[Exercise prompt]: Can you retype the stretch of rows from the line containing "Annotate this image: element" through the line containing "257, 916, 272]", leaving the pictures out?

[Data records]:
......

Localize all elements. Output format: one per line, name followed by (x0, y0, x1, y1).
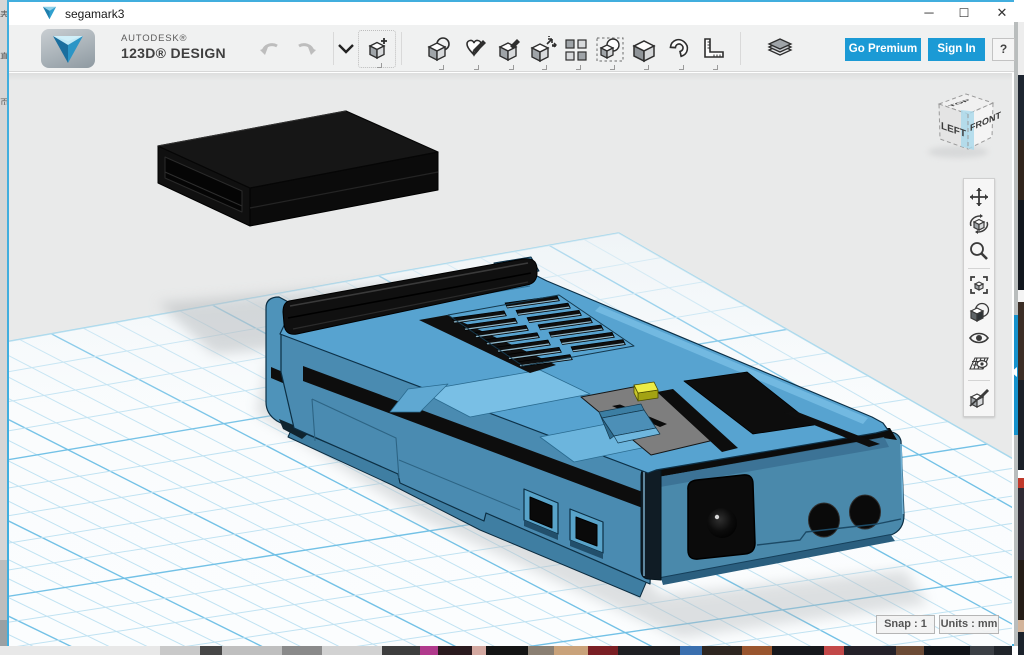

......

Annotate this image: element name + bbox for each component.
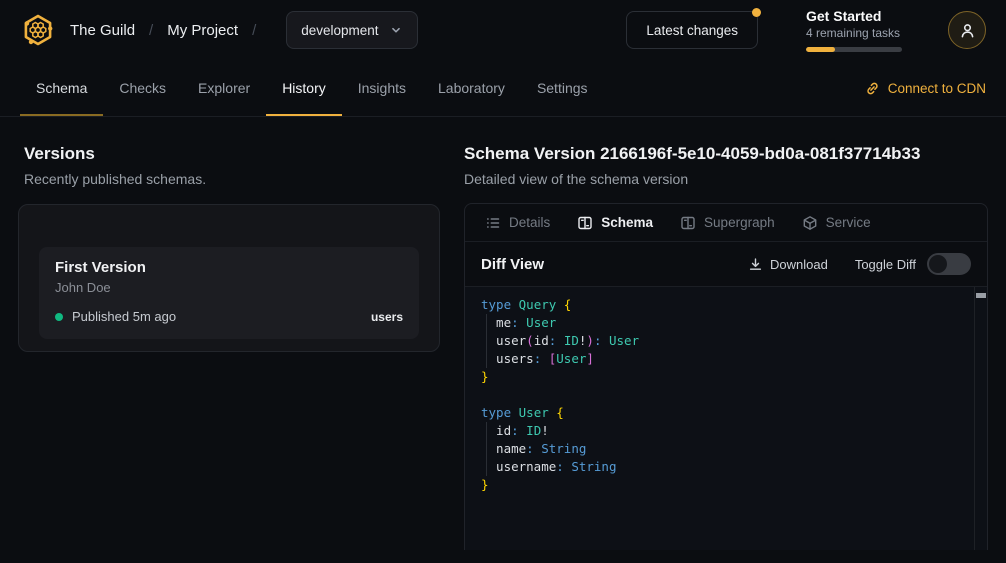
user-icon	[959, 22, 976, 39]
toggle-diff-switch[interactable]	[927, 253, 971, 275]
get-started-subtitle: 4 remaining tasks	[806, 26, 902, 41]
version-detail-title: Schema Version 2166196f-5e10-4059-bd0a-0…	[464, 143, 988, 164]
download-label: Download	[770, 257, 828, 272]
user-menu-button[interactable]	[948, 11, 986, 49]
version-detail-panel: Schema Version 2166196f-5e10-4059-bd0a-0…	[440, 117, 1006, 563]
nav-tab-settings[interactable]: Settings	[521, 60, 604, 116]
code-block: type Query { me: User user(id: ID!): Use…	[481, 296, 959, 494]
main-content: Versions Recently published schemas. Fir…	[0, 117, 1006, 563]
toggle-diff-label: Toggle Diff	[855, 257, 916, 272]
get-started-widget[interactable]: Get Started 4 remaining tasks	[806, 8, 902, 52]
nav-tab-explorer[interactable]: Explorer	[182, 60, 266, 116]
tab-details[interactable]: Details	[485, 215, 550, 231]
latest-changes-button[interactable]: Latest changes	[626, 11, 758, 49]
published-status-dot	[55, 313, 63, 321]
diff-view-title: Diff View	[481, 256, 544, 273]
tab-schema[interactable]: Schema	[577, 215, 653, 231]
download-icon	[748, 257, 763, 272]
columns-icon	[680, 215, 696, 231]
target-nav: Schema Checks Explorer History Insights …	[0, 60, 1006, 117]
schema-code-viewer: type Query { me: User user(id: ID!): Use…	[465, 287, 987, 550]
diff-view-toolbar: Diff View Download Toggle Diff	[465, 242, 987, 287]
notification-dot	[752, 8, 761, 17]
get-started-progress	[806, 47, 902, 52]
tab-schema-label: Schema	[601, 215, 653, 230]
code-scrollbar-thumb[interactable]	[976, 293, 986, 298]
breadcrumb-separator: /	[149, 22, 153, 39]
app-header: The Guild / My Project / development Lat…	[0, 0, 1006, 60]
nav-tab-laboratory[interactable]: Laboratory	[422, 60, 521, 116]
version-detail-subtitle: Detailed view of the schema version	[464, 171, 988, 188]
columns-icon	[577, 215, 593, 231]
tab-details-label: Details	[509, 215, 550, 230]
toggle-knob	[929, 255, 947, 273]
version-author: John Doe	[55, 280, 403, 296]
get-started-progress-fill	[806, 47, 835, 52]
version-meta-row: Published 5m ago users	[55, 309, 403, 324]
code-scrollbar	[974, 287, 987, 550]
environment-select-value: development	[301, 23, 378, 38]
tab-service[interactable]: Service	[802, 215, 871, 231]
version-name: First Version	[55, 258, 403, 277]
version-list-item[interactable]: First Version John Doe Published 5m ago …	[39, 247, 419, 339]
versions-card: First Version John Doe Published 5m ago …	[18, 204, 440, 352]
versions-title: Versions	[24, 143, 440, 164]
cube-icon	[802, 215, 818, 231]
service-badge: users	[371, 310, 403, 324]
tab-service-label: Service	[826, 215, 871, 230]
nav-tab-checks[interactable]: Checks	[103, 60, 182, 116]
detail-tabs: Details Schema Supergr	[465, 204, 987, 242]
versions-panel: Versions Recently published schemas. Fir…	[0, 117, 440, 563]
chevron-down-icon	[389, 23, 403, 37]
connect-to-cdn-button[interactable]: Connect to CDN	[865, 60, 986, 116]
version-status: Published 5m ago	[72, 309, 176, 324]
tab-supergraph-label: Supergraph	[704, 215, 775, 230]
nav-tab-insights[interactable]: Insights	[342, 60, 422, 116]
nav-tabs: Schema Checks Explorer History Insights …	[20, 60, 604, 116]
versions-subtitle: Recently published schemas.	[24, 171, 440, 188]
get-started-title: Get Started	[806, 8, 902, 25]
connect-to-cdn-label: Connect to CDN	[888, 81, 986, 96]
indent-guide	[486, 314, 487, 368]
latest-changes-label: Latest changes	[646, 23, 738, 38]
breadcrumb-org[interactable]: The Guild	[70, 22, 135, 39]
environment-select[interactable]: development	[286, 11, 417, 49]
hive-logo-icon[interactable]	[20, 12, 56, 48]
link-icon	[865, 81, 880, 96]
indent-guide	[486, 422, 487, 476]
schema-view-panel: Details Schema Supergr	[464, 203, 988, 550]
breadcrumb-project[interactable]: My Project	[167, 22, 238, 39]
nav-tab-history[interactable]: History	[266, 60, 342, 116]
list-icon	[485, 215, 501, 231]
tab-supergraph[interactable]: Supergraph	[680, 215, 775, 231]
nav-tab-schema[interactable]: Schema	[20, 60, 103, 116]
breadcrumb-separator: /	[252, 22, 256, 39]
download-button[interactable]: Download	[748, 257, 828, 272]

......

[Result for this exercise]:
Annotate this image: element name + bbox for each component.
user-icon	[959, 22, 976, 39]
toggle-diff-switch[interactable]	[927, 253, 971, 275]
get-started-subtitle: 4 remaining tasks	[806, 26, 902, 41]
version-detail-title: Schema Version 2166196f-5e10-4059-bd0a-0…	[464, 143, 988, 164]
download-label: Download	[770, 257, 828, 272]
user-menu-button[interactable]	[948, 11, 986, 49]
version-detail-panel: Schema Version 2166196f-5e10-4059-bd0a-0…	[440, 117, 1006, 563]
nav-tab-settings[interactable]: Settings	[521, 60, 604, 116]
code-block: type Query { me: User user(id: ID!): Use…	[481, 296, 959, 494]
main-content: Versions Recently published schemas. Fir…	[0, 117, 1006, 563]
toggle-diff-label: Toggle Diff	[855, 257, 916, 272]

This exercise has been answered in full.